_To be done_
(A) According to the HSBC retail banking overview, what percentage of current investors agree that pursuing impact through investments is central to their mission?
(B) Continue the HSBC retail banking overview from its final sentence, which introduces the Impact Investment opportunity.

_Extracted text_
————————

Sector overview Performance
The largest global business: RBWM ( Supports approximately 37 million customers worldwide) outperforming all other business sections.
Retail Banking and Wealth Management financial performance
Adjusted profit before tax increased by 24% than theist year, indicating a strong revenue growth from deposits and wealth management (includes investments)
Retail Banking and Wealth management is HSBC The largest global business and showed a strong performance the past year, benefiting from growing customer saving appetite, strong product sales across all categories and the impact rising disposable income. Revenue increased by £1.7bn or 9%,
Major segment driven by growth in Retail Banking from current accounts, savings and deposits. Growth in revenue from current accounts, savings and deposits (up by £1.1bn)
significantly higher revenue in wealth management ( up £0.9bn or 18%)
higher investment revenue, boosted by increased demand for ISA investments
1.1.2 HSBC’s challenge addressed with the new product
The world is changing and HSBC must keep up. Investing is no longer attractive to evolved customer needs and desires are not fulfilled. HSBC must align the offering with the evolved values and aspirations of consumers (HSBC, 2018).
Companies and public investors interests are significantly shifting to increasing environmental credentials and becoming more sustainable and climate-conscious. Firms are adopting a new approach to invest, weighing their social impacts. 91% of current investors agree that it is central to their mission to pursue impact through investments (GIIN, 2019).
However, private customer savings add up to more than £401 bn in the UK this year, yet only 1% of which is invested. The low willingness to invest the available capital can be ascribed to multiple factors such as individuals feeling inferior to bankers; findings show that over 70% of customers feel afraid of investing perceiving themselves as lacking in knowledge to take the sophisticated decision. Also, the actual process associated with investing is perceived as laborious and time-consuming (Bugg-Levinde and Emerson, 2011). Underlining these factors is the still noticeable mistrust in banks and other institutions after the 2007 financial crisis (Hebb, 2012).
Both companies willing and actively seeking greener investment opportunities and private individuals marked by skepticism postulate innovation in banking product offerings. The solution is an Impact Investment opportunity to match the way people live their lives with the way their money is acting in the world (Brest and Born, 2019)

————————

_Raw records_
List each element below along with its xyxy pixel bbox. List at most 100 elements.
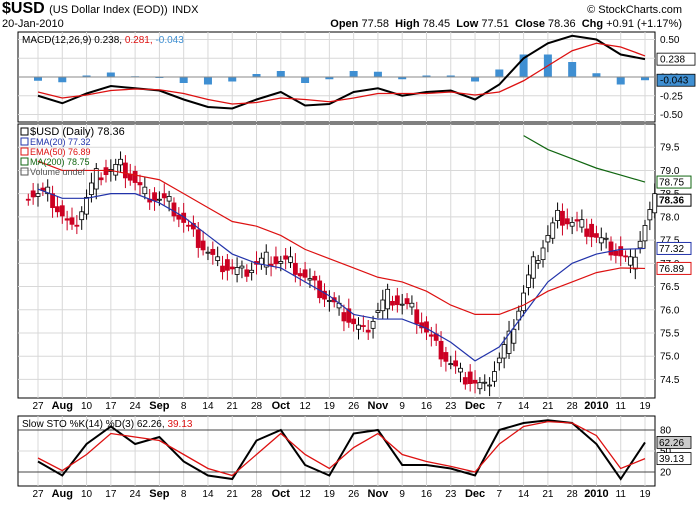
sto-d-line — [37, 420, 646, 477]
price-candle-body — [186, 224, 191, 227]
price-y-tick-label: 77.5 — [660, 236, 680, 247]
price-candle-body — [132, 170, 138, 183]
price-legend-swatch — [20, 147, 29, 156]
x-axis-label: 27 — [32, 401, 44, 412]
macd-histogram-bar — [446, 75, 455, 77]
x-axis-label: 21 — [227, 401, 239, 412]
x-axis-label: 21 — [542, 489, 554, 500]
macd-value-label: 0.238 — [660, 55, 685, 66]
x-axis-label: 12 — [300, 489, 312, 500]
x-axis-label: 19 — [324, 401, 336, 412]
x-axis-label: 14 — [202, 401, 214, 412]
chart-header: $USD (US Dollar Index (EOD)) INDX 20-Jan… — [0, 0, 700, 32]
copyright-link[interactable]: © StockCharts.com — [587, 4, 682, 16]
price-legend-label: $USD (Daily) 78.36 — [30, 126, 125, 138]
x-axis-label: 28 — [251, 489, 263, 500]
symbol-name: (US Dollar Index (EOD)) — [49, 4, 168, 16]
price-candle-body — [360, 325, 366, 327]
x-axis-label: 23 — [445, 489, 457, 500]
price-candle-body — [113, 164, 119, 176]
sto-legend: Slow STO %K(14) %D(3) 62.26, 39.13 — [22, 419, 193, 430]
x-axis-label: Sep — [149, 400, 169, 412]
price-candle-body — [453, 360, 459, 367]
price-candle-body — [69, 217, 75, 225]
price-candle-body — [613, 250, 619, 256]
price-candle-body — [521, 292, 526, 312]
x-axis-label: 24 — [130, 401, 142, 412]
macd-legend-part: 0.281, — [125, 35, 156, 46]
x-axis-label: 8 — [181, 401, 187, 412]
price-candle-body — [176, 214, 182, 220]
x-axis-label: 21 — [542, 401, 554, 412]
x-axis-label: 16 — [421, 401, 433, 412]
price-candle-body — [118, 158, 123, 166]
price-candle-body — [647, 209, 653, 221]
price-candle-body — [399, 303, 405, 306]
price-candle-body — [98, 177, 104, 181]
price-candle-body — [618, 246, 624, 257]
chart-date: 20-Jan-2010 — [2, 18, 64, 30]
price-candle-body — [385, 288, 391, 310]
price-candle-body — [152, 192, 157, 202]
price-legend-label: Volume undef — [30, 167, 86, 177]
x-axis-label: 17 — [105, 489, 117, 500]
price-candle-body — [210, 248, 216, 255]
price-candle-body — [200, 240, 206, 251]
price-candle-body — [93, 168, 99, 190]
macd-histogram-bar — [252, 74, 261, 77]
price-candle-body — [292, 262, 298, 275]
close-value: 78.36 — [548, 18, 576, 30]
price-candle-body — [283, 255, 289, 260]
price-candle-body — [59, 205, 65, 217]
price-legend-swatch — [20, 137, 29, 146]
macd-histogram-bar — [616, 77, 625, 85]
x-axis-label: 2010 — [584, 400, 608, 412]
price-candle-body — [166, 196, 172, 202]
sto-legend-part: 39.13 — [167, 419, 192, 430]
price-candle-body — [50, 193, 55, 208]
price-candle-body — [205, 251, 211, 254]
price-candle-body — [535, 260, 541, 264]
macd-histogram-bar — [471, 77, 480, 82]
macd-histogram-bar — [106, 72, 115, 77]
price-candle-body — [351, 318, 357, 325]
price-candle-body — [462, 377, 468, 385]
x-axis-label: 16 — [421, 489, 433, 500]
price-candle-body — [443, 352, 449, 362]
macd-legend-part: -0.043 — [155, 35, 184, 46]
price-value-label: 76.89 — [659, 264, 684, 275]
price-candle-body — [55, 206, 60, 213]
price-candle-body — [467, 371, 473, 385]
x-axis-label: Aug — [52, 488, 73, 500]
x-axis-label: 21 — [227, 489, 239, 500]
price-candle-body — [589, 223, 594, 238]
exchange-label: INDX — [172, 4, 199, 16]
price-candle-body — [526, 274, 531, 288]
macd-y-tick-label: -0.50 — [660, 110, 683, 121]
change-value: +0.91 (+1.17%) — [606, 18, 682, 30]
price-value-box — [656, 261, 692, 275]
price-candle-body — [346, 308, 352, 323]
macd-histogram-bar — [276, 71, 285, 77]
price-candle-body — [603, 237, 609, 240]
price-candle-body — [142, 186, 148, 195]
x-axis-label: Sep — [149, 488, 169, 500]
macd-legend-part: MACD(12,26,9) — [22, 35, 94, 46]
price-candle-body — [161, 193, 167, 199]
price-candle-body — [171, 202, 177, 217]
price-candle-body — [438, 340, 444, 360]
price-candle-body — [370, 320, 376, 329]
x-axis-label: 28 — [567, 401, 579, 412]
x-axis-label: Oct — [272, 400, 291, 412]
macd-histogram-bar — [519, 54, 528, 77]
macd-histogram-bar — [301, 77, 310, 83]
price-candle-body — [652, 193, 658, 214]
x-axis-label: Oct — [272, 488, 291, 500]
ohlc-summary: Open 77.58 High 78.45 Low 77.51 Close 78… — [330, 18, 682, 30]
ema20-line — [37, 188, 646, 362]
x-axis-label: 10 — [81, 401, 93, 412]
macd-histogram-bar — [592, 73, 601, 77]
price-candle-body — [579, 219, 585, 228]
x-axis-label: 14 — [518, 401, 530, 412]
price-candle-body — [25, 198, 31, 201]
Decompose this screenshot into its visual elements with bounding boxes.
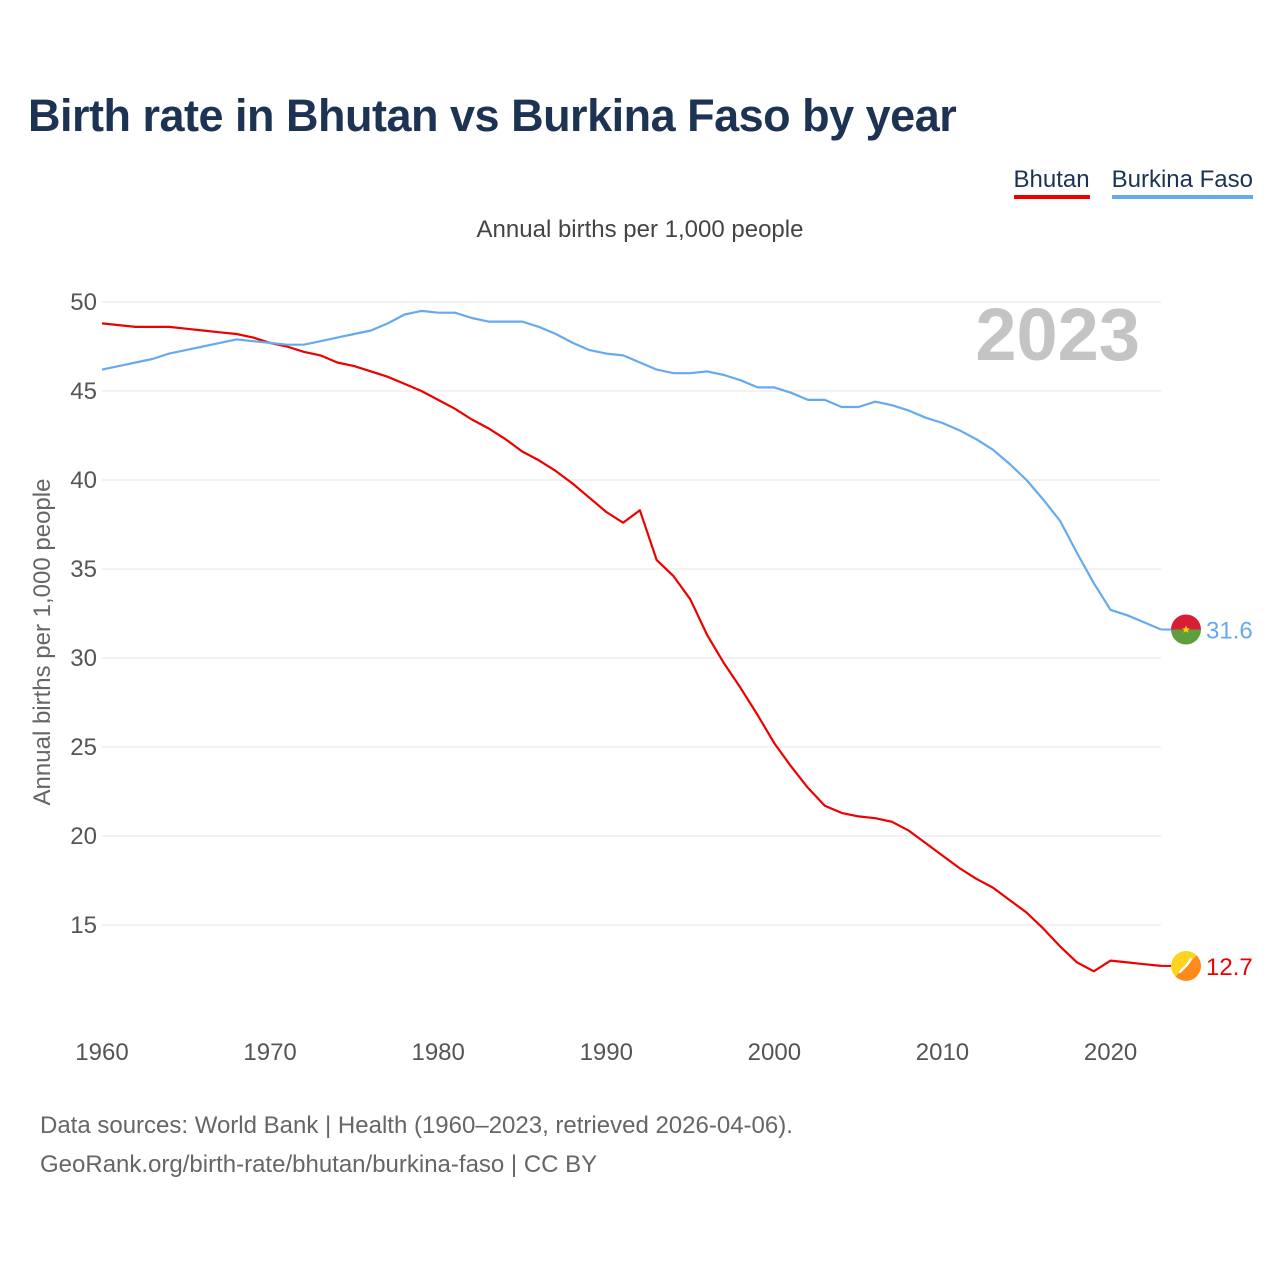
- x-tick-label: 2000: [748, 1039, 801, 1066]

————————

_Answers for this exercise_
(A) 91%

(B)
Importance of innovation for the organisation and the competitiveness in the marketplace
Innovation definitions: Looking at the definitions, which are offered in different information sources, one can see that in all of them there is one common feature – as innovations are defined every- thing that is offered as new, regardless of whether an equivalent product has been found on the market before (Stols, 2015).
1.2 External and Internal Audit
1.2.1 Macro environment analysis based on PESTEL
Close analysis of the present situation in the market is fundamental, alongside analysis of factors likely to affect the future operations (Richards et al., 2017). External auditing is displayed in the PESTEL analysis on the following page which enables a clear understanding of the expected situation by looking at major risks which are likely to impact HSBC and the launch of new products.
1.2.2. HSBC 3C Analysis
1.2.2.1 Competitors analysis
The industry landscape offering continue to evolve, as there are significant changes in the operating environment to be seen. More than half of the biggest retail banks are recognising that being sustainable gives them a competitive edge (Aguinis, 2019).
The banking market is highly competitive, with globally established banks. HSBC primary competition are retail and Investment banks. In addition to this, new competitors are emerging rapidly including internet based banks. The Uk market has yet low penetration of Impact Investment offers,but combination of low penetration with high competitive intensity (and rivalry is expected to continue to place significant pressure for innovation in product portfolios. HSBC Primary Competitors can be seen in figure 5.
It is important to take a closer look at Banks in the UK competing with HSBC in regards to success of the investment business. Here is a fundamental difference in position, indicating unfulfilled potential od HSBC. Although most baks seen is figure .. are investment focused banks, even a competitor like Barclays has established larger revenue through investments, which is partly due to newly launched SRI marketing campaign for the UK. HSBC superiority in assets can, if done right be used as advantage to step foot in the investment landscape if a distinct differentiation is propound.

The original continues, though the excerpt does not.